* _Task requirements_: Each record below must be returned exactly as shown.
* START Listed records *
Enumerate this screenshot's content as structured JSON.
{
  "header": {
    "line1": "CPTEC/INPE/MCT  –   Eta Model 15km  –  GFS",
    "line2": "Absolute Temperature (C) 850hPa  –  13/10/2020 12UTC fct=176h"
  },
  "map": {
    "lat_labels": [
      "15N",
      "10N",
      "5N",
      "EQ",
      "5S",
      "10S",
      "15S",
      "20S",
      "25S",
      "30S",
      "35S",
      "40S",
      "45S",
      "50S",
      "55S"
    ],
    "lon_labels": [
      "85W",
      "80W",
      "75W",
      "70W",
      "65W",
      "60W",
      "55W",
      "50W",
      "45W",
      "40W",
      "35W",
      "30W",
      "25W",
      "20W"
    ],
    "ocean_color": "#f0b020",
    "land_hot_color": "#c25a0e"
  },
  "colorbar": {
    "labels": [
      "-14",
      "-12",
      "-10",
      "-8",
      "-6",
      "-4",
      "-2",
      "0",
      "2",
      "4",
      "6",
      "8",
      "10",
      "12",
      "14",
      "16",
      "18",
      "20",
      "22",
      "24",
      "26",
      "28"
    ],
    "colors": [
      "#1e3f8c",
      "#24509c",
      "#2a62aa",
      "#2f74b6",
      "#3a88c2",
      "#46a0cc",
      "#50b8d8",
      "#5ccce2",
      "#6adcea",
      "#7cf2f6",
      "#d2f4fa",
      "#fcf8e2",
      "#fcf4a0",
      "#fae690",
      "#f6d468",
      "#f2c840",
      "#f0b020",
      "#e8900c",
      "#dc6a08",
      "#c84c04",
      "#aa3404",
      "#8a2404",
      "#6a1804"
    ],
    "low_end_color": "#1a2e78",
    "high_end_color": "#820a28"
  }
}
* END Listed records *
* _Exercise solution_:
Enumerate this screenshot's content as structured JSON.
{
  "header": {
    "line1": "CPTEC/INPE/MCT  –   Eta Model 15km  –  GFS",
    "line2": "Absolute Temperature (C) 850hPa  –  13/10/2020 12UTC fct=176h"
  },
  "map": {
    "lat_labels": [
      "15N",
      "10N",
      "5N",
      "EQ",
      "5S",
      "10S",
      "15S",
      "20S",
      "25S",
      "30S",
      "35S",
      "40S",
      "45S",
      "50S",
      "55S"
    ],
    "lon_labels": [
      "85W",
      "80W",
      "75W",
      "70W",
      "65W",
      "60W",
      "55W",
      "50W",
      "45W",
      "40W",
      "35W",
      "30W",
      "25W",
      "20W"
    ],
    "ocean_color": "#f0b020",
    "land_hot_color": "#c25a0e"
  },
  "colorbar": {
    "labels": [
      "-14",
      "-12",
      "-10",
      "-8",
      "-6",
      "-4",
      "-2",
      "0",
      "2",
      "4",
      "6",
      "8",
      "10",
      "12",
      "14",
      "16",
      "18",
      "20",
      "22",
      "24",
      "26",
      "28"
    ],
    "colors": [
      "#1e3f8c",
      "#24509c",
      "#2a62aa",
      "#2f74b6",
      "#3a88c2",
      "#46a0cc",
      "#50b8d8",
      "#5ccce2",
      "#6adcea",
      "#7cf2f6",
      "#d2f4fa",
      "#fcf8e2",
      "#fcf4a0",
      "#fae690",
      "#f6d468",
      "#f2c840",
      "#f0b020",
      "#e8900c",
      "#dc6a08",
      "#c84c04",
      "#aa3404",
      "#8a2404",
      "#6a1804"
    ],
    "low_end_color": "#1a2e78",
    "high_end_color": "#820a28"
  }
}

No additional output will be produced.